--- Extracted entries ---

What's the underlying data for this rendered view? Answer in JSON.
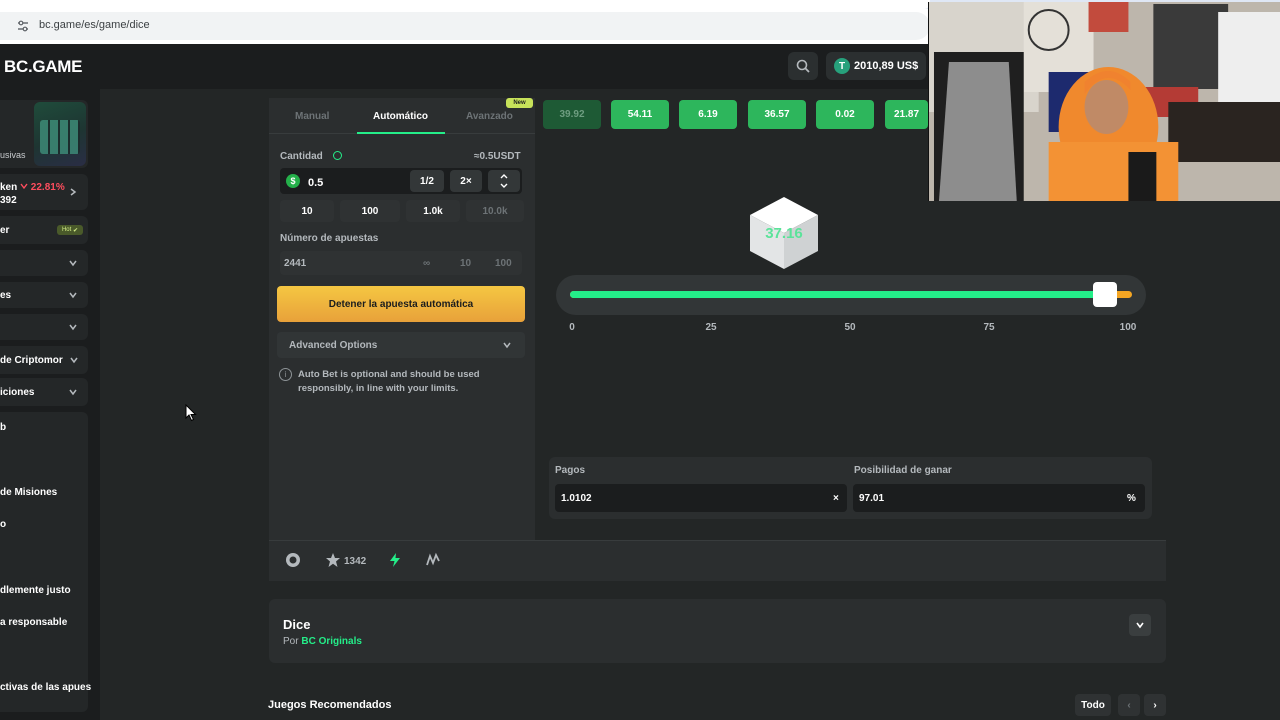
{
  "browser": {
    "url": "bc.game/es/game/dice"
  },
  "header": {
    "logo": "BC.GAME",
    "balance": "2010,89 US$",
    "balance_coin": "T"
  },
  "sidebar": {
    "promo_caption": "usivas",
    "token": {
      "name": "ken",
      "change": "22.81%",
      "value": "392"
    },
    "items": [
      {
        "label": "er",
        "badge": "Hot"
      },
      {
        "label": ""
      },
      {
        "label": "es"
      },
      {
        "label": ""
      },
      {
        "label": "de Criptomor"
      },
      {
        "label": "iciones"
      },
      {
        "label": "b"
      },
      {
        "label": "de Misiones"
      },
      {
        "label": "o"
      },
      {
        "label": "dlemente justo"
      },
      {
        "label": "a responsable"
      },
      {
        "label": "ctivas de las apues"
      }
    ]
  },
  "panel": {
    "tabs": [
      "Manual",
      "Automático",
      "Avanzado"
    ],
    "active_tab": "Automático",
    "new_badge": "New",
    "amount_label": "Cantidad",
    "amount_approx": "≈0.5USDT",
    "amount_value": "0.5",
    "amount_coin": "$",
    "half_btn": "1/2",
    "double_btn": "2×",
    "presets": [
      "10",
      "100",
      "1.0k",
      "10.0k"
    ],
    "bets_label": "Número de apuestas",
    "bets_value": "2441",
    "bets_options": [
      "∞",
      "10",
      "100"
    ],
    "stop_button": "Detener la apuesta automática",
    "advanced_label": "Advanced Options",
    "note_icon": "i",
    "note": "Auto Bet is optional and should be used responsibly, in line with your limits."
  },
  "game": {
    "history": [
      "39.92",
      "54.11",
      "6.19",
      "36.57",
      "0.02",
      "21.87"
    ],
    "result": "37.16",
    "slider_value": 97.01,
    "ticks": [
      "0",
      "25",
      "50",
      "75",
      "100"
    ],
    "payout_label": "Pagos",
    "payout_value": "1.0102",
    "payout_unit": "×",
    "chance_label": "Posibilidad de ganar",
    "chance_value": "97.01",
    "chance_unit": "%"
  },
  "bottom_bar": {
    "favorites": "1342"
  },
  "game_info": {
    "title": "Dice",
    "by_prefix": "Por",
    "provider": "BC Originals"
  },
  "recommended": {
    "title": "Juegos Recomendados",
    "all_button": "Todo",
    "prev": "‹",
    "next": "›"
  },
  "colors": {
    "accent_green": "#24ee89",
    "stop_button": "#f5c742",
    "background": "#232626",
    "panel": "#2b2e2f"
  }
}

---

**What you should do**
All of the lines above should be printed exactly, minus the pictures.

**Task answer**
What's the underlying data for this rendered view? Answer in JSON.
{
  "browser": {
    "url": "bc.game/es/game/dice"
  },
  "header": {
    "logo": "BC.GAME",
    "balance": "2010,89 US$",
    "balance_coin": "T"
  },
  "sidebar": {
    "promo_caption": "usivas",
    "token": {
      "name": "ken",
      "change": "22.81%",
      "value": "392"
    },
    "items": [
      {
        "label": "er",
        "badge": "Hot"
      },
      {
        "label": ""
      },
      {
        "label": "es"
      },
      {
        "label": ""
      },
      {
        "label": "de Criptomor"
      },
      {
        "label": "iciones"
      },
      {
        "label": "b"
      },
      {
        "label": "de Misiones"
      },
      {
        "label": "o"
      },
      {
        "label": "dlemente justo"
      },
      {
        "label": "a responsable"
      },
      {
        "label": "ctivas de las apues"
      }
    ]
  },
  "panel": {
    "tabs": [
      "Manual",
      "Automático",
      "Avanzado"
    ],
    "active_tab": "Automático",
    "new_badge": "New",
    "amount_label": "Cantidad",
    "amount_approx": "≈0.5USDT",
    "amount_value": "0.5",
    "amount_coin": "$",
    "half_btn": "1/2",
    "double_btn": "2×",
    "presets": [
      "10",
      "100",
      "1.0k",
      "10.0k"
    ],
    "bets_label": "Número de apuestas",
    "bets_value": "2441",
    "bets_options": [
      "∞",
      "10",
      "100"
    ],
    "stop_button": "Detener la apuesta automática",
    "advanced_label": "Advanced Options",
    "note_icon": "i",
    "note": "Auto Bet is optional and should be used responsibly, in line with your limits."
  },
  "game": {
    "history": [
      "39.92",
      "54.11",
      "6.19",
      "36.57",
      "0.02",
      "21.87"
    ],
    "result": "37.16",
    "slider_value": 97.01,
    "ticks": [
      "0",
      "25",
      "50",
      "75",
      "100"
    ],
    "payout_label": "Pagos",
    "payout_value": "1.0102",
    "payout_unit": "×",
    "chance_label": "Posibilidad de ganar",
    "chance_value": "97.01",
    "chance_unit": "%"
  },
  "bottom_bar": {
    "favorites": "1342"
  },
  "game_info": {
    "title": "Dice",
    "by_prefix": "Por",
    "provider": "BC Originals"
  },
  "recommended": {
    "title": "Juegos Recomendados",
    "all_button": "Todo",
    "prev": "‹",
    "next": "›"
  },
  "colors": {
    "accent_green": "#24ee89",
    "stop_button": "#f5c742",
    "background": "#232626",
    "panel": "#2b2e2f"
  }
}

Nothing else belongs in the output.